To be done: Under this task are some entries; return every one of them exactly.

Recorded data:
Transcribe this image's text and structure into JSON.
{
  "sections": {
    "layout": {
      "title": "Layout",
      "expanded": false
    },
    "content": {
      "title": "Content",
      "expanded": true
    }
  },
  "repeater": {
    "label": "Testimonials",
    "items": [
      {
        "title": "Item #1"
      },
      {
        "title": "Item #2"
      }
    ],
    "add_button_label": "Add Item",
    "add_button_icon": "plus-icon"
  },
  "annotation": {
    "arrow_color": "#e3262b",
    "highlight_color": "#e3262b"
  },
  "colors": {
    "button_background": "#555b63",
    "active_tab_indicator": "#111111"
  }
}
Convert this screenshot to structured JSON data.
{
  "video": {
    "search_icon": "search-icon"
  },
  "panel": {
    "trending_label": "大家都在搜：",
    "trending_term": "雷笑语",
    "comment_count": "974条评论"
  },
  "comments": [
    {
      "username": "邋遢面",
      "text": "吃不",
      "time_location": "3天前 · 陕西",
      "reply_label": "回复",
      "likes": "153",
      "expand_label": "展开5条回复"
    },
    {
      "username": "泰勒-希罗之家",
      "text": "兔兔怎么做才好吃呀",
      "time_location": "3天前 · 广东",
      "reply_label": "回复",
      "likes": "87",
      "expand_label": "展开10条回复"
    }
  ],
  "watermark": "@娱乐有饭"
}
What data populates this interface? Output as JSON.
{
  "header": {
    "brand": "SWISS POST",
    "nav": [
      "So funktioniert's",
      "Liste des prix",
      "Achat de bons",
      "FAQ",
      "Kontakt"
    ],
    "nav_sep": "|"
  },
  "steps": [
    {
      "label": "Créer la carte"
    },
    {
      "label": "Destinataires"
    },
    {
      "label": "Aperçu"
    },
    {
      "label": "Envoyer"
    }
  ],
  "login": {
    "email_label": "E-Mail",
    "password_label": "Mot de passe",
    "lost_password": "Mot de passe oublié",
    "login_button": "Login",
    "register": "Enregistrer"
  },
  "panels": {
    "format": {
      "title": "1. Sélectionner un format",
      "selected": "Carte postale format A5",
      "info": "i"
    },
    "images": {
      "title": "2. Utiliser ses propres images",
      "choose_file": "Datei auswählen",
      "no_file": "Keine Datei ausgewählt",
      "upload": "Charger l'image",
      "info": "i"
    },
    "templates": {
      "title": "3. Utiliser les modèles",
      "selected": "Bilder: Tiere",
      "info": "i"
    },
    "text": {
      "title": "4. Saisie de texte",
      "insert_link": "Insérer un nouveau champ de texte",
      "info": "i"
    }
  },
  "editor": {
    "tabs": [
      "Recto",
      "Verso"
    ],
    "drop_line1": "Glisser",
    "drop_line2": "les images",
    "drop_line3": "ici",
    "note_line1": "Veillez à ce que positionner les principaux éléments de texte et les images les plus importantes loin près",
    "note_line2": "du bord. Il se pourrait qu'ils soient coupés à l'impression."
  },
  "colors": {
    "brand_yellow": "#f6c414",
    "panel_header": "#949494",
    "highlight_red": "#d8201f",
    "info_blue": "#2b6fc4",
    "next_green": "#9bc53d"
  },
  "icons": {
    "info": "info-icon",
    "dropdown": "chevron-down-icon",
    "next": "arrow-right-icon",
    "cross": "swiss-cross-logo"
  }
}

Result below:
Transcribe this image's text and structure into JSON.
{
  "sections": {
    "layout": {
      "title": "Layout",
      "expanded": false
    },
    "content": {
      "title": "Content",
      "expanded": true
    }
  },
  "repeater": {
    "label": "Testimonials",
    "items": [
      {
        "title": "Item #1"
      },
      {
        "title": "Item #2"
      }
    ],
    "add_button_label": "Add Item",
    "add_button_icon": "plus-icon"
  },
  "annotation": {
    "arrow_color": "#e3262b",
    "highlight_color": "#e3262b"
  },
  "colors": {
    "button_background": "#555b63",
    "active_tab_indicator": "#111111"
  }
}
Convert this screenshot to structured JSON data.
{
  "video": {
    "search_icon": "search-icon"
  },
  "panel": {
    "trending_label": "大家都在搜：",
    "trending_term": "雷笑语",
    "comment_count": "974条评论"
  },
  "comments": [
    {
      "username": "邋遢面",
      "text": "吃不",
      "time_location": "3天前 · 陕西",
      "reply_label": "回复",
      "likes": "153",
      "expand_label": "展开5条回复"
    },
    {
      "username": "泰勒-希罗之家",
      "text": "兔兔怎么做才好吃呀",
      "time_location": "3天前 · 广东",
      "reply_label": "回复",
      "likes": "87",
      "expand_label": "展开10条回复"
    }
  ],
  "watermark": "@娱乐有饭"
}
What data populates this interface? Output as JSON.
{
  "header": {
    "brand": "SWISS POST",
    "nav": [
      "So funktioniert's",
      "Liste des prix",
      "Achat de bons",
      "FAQ",
      "Kontakt"
    ],
    "nav_sep": "|"
  },
  "steps": [
    {
      "label": "Créer la carte"
    },
    {
      "label": "Destinataires"
    },
    {
      "label": "Aperçu"
    },
    {
      "label": "Envoyer"
    }
  ],
  "login": {
    "email_label": "E-Mail",
    "password_label": "Mot de passe",
    "lost_password": "Mot de passe oublié",
    "login_button": "Login",
    "register": "Enregistrer"
  },
  "panels": {
    "format": {
      "title": "1. Sélectionner un format",
      "selected": "Carte postale format A5",
      "info": "i"
    },
    "images": {
      "title": "2. Utiliser ses propres images",
      "choose_file": "Datei auswählen",
      "no_file": "Keine Datei ausgewählt",
      "upload": "Charger l'image",
      "info": "i"
    },
    "templates": {
      "title": "3. Utiliser les modèles",
      "selected": "Bilder: Tiere",
      "info": "i"
    },
    "text": {
      "title": "4. Saisie de texte",
      "insert_link": "Insérer un nouveau champ de texte",
      "info": "i"
    }
  },
  "editor": {
    "tabs": [
      "Recto",
      "Verso"
    ],
    "drop_line1": "Glisser",
    "drop_line2": "les images",
    "drop_line3": "ici",
    "note_line1": "Veillez à ce que positionner les principaux éléments de texte et les images les plus importantes loin près",
    "note_line2": "du bord. Il se pourrait qu'ils soient coupés à l'impression."
  },
  "colors": {
    "brand_yellow": "#f6c414",
    "panel_header": "#949494",
    "highlight_red": "#d8201f",
    "info_blue": "#2b6fc4",
    "next_green": "#9bc53d"
  },
  "icons": {
    "info": "info-icon",
    "dropdown": "chevron-down-icon",
    "next": "arrow-right-icon",
    "cross": "swiss-cross-logo"
  }
}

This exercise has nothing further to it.